--- Start ---

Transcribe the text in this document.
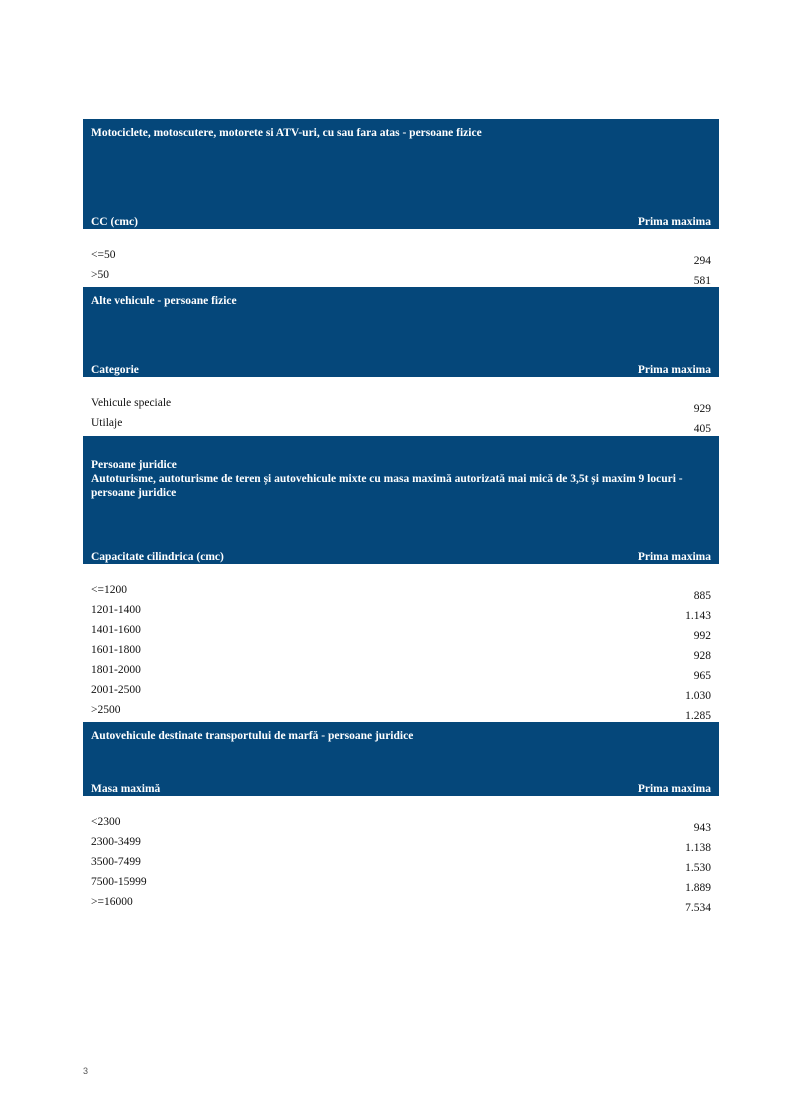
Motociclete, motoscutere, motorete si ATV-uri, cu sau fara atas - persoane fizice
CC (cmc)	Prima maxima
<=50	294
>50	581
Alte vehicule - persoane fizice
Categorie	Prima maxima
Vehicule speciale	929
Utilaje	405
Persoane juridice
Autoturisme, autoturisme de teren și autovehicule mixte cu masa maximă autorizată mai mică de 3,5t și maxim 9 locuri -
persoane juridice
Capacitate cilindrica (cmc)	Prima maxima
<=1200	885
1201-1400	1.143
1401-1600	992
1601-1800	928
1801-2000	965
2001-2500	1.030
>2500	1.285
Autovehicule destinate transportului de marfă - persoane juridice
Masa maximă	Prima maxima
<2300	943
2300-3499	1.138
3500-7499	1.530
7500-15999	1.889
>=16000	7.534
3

--- End ---

## THE REQUEST
Using the records above, output their complete text exactly, minus any images.

## ANSWER TO THIS TASK
Transcribe the text in this document.
Motociclete, motoscutere, motorete si ATV-uri, cu sau fara atas - persoane fizice
CC (cmc)	Prima maxima
<=50	294
>50	581
Alte vehicule - persoane fizice
Categorie	Prima maxima
Vehicule speciale	929
Utilaje	405
Persoane juridice
Autoturisme, autoturisme de teren și autovehicule mixte cu masa maximă autorizată mai mică de 3,5t și maxim 9 locuri -
persoane juridice
Capacitate cilindrica (cmc)	Prima maxima
<=1200	885
1201-1400	1.143
1401-1600	992
1601-1800	928
1801-2000	965
2001-2500	1.030
>2500	1.285
Autovehicule destinate transportului de marfă - persoane juridice
Masa maximă	Prima maxima
<2300	943
2300-3499	1.138
3500-7499	1.530
7500-15999	1.889
>=16000	7.534
3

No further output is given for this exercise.